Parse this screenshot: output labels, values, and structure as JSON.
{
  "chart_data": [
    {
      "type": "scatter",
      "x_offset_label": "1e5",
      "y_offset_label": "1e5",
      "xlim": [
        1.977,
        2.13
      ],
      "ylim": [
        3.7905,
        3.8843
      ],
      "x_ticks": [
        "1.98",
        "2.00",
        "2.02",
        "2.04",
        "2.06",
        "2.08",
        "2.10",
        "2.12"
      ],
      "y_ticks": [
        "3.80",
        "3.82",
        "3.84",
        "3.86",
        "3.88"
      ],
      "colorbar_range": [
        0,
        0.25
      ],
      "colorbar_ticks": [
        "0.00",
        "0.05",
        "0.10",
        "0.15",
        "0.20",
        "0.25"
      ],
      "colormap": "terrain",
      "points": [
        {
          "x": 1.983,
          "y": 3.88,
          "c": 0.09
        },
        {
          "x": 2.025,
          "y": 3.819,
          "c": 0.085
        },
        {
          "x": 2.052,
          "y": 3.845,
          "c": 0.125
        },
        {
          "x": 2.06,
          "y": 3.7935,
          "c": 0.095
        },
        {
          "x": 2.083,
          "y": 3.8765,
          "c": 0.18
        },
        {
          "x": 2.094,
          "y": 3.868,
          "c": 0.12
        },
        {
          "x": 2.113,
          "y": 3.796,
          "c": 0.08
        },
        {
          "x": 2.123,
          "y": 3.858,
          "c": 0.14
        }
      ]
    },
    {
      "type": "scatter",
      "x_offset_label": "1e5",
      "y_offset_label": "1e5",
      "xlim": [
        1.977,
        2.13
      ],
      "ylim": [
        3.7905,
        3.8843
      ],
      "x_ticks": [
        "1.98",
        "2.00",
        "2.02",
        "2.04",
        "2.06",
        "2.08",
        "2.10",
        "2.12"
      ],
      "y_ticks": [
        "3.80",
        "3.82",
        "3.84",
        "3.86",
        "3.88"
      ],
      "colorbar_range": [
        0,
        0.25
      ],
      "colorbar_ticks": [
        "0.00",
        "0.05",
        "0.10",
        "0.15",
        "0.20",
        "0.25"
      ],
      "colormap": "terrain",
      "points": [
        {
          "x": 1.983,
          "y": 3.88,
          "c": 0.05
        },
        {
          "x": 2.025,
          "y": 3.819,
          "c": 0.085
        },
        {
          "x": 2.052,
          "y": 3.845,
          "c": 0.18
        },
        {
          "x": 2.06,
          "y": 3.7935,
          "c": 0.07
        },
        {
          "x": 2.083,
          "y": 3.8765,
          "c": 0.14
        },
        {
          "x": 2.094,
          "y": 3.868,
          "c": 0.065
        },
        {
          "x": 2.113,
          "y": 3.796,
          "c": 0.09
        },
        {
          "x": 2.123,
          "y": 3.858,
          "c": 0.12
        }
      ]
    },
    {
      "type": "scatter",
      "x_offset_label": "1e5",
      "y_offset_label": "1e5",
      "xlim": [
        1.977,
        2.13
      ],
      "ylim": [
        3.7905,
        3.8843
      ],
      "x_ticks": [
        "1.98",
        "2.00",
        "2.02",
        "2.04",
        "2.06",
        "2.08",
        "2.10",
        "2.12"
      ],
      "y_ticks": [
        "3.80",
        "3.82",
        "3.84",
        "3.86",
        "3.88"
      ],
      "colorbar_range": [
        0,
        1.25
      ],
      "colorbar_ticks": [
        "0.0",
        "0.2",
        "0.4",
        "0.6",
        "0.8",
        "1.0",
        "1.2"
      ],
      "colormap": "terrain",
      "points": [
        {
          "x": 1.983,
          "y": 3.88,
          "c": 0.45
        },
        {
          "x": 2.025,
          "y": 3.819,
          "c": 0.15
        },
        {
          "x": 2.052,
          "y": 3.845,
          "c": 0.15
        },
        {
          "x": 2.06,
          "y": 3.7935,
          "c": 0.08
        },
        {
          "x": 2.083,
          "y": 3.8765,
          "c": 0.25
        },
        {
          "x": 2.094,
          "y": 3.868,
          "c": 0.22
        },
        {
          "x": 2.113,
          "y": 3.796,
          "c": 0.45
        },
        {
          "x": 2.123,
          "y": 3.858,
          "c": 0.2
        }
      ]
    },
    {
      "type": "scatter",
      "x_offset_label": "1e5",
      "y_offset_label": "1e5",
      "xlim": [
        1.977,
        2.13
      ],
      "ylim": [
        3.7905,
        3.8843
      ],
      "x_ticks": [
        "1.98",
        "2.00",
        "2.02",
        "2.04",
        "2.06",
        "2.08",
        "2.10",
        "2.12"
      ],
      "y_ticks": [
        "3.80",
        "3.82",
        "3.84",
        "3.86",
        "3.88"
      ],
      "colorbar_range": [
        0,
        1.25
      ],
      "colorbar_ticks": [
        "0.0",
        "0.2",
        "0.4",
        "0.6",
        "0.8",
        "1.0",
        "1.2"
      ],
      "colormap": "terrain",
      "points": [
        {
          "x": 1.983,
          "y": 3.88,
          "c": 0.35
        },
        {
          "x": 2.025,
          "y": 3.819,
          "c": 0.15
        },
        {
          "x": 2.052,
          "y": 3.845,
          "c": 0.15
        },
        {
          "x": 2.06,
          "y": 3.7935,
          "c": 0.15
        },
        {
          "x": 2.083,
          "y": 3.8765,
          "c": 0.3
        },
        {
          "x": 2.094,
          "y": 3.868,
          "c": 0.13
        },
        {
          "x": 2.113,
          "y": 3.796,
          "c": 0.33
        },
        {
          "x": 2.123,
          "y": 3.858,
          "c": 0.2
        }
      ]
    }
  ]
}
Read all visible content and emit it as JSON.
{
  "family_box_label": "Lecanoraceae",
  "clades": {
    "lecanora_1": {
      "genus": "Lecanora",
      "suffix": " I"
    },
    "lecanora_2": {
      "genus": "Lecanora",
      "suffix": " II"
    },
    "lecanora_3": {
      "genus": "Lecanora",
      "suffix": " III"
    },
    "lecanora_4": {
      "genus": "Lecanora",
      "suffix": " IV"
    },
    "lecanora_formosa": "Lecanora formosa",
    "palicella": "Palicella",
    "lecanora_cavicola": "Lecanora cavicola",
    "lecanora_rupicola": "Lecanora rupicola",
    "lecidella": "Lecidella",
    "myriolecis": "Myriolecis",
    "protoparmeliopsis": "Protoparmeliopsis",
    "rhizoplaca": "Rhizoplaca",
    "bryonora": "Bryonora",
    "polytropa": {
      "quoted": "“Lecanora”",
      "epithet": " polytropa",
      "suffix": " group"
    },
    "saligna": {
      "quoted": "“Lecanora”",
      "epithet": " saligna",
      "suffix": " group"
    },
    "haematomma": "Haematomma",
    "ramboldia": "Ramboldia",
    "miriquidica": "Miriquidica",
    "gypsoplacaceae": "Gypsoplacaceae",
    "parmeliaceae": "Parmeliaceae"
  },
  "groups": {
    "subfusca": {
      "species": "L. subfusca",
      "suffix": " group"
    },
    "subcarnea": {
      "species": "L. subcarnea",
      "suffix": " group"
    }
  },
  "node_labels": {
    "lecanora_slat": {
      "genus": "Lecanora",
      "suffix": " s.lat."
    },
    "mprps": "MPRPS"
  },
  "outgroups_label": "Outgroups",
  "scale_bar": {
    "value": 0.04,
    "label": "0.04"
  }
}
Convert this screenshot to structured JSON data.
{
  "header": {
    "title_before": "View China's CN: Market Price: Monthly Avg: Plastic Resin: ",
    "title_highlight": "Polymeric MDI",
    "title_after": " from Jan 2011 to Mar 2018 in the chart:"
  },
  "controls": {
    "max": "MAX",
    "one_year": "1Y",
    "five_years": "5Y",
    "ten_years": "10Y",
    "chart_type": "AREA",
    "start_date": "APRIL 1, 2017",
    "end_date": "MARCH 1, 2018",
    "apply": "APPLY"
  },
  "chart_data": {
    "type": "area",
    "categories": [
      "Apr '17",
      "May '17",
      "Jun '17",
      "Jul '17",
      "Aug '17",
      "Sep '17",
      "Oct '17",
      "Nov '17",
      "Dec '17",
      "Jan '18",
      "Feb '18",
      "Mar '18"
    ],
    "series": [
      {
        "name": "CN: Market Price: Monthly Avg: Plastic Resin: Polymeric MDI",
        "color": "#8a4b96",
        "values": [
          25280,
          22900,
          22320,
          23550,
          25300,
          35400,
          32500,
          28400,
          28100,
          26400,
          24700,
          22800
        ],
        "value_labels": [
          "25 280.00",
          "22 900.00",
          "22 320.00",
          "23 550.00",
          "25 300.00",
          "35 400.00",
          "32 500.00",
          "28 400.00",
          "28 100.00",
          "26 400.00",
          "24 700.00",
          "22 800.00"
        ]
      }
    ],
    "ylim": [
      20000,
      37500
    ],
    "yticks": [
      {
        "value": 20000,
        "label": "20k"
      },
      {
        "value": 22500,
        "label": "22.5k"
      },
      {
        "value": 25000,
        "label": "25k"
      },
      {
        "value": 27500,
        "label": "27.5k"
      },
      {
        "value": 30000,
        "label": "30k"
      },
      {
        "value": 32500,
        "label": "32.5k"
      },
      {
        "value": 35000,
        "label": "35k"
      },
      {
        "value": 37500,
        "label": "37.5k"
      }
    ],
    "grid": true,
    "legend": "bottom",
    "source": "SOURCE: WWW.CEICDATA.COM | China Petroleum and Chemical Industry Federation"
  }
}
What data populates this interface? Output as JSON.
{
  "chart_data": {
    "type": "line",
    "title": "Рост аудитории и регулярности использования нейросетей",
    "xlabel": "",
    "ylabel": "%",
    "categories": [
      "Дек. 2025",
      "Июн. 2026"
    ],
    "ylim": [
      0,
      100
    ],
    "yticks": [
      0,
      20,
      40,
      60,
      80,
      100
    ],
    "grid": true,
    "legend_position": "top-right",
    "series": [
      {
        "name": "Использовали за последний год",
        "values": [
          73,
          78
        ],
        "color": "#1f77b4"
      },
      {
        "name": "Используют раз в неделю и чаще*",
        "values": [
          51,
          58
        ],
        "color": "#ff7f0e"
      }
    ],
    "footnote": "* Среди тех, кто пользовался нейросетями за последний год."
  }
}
····················
WHAT IS BEING ASKED:
Look through the entries and find each line that has the string "последний". Copy those lines.

FULL RESPONSE:
        "name": "Использовали за последний год",
    "footnote": "* Среди тех, кто пользовался нейросетями за последний год."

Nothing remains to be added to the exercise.